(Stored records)

— START —

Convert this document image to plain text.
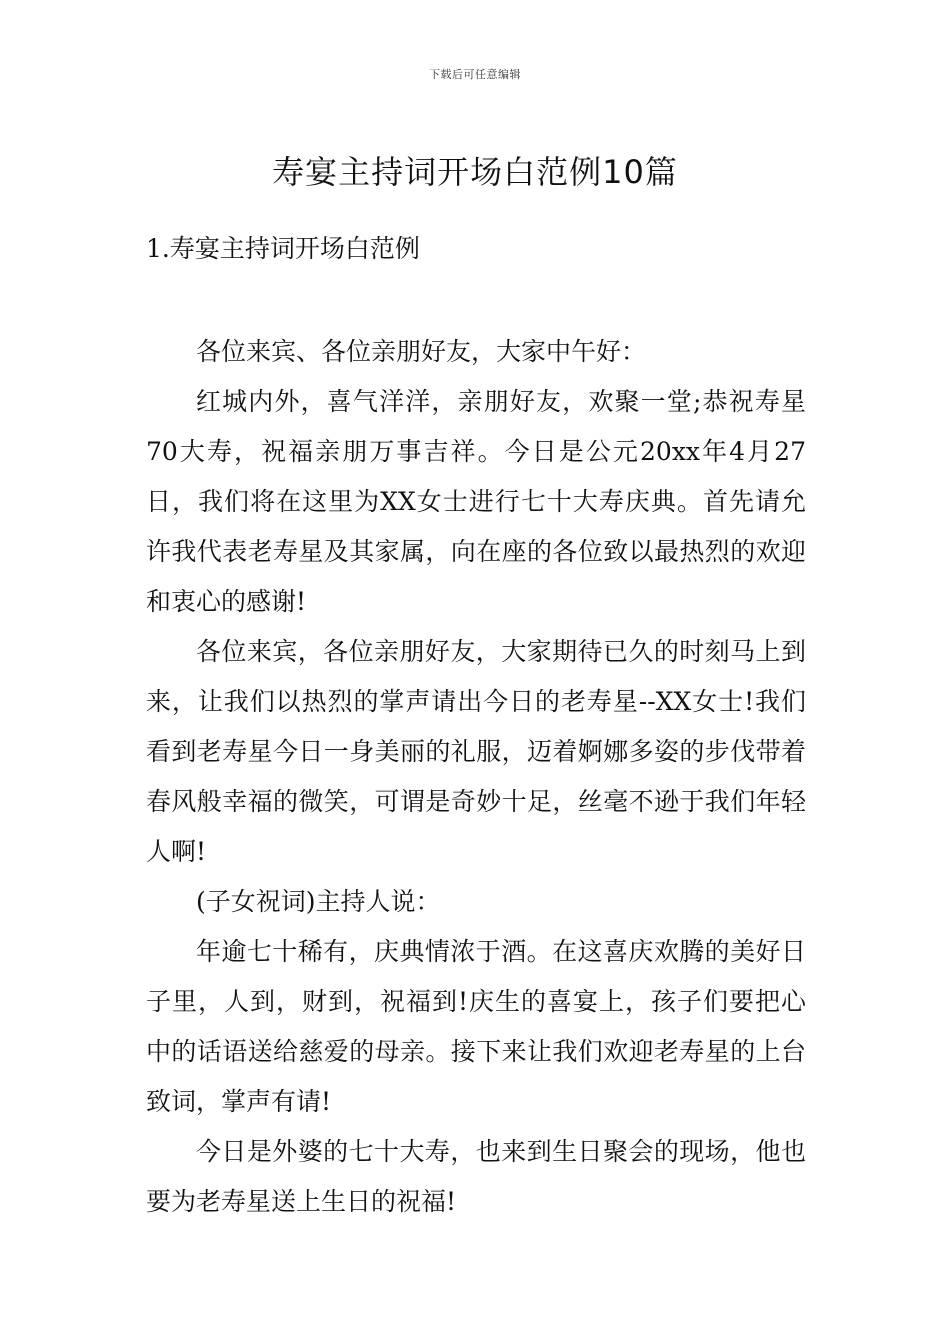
下载后可任意编辑
寿宴主持词开场白范例10篇
1.寿宴主持词开场白范例

各位来宾、各位亲朋好友，大家中午好：

红城内外，喜气洋洋，亲朋好友，欢聚一堂;恭祝寿星70大寿，祝福亲朋万事吉祥。今日是公元20xx年4月27日，我们将在这里为XX女士进行七十大寿庆典。首先请允许我代表老寿星及其家属，向在座的各位致以最热烈的欢迎和衷心的感谢!

各位来宾，各位亲朋好友，大家期待已久的时刻马上到来，让我们以热烈的掌声请出今日的老寿星--XX女士!我们看到老寿星今日一身美丽的礼服，迈着婀娜多姿的步伐带着春风般幸福的微笑，可谓是奇妙十足，丝毫不逊于我们年轻人啊!

(子女祝词)主持人说：

年逾七十稀有，庆典情浓于酒。在这喜庆欢腾的美好日子里，人到，财到，祝福到!庆生的喜宴上，孩子们要把心中的话语送给慈爱的母亲。接下来让我们欢迎老寿星的上台致词，掌声有请!

今日是外婆的七十大寿，也来到生日聚会的现场，他也要为老寿星送上生日的祝福!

— END —

WHAT YOU SHOULD DO:
Every line in the data that holds "各位来宾" should be copied out.

WRITTEN ANSWER:
各位来宾、各位亲朋好友，大家中午好：
各位来宾，各位亲朋好友，大家期待已久的时刻马上到来，让我们以热烈的掌声请出今日的老寿星--XX女士!我们看到老寿星今日一身美丽的礼服，迈着婀娜多姿的步伐带着春风般幸福的微笑，可谓是奇妙十足，丝毫不逊于我们年轻人啊!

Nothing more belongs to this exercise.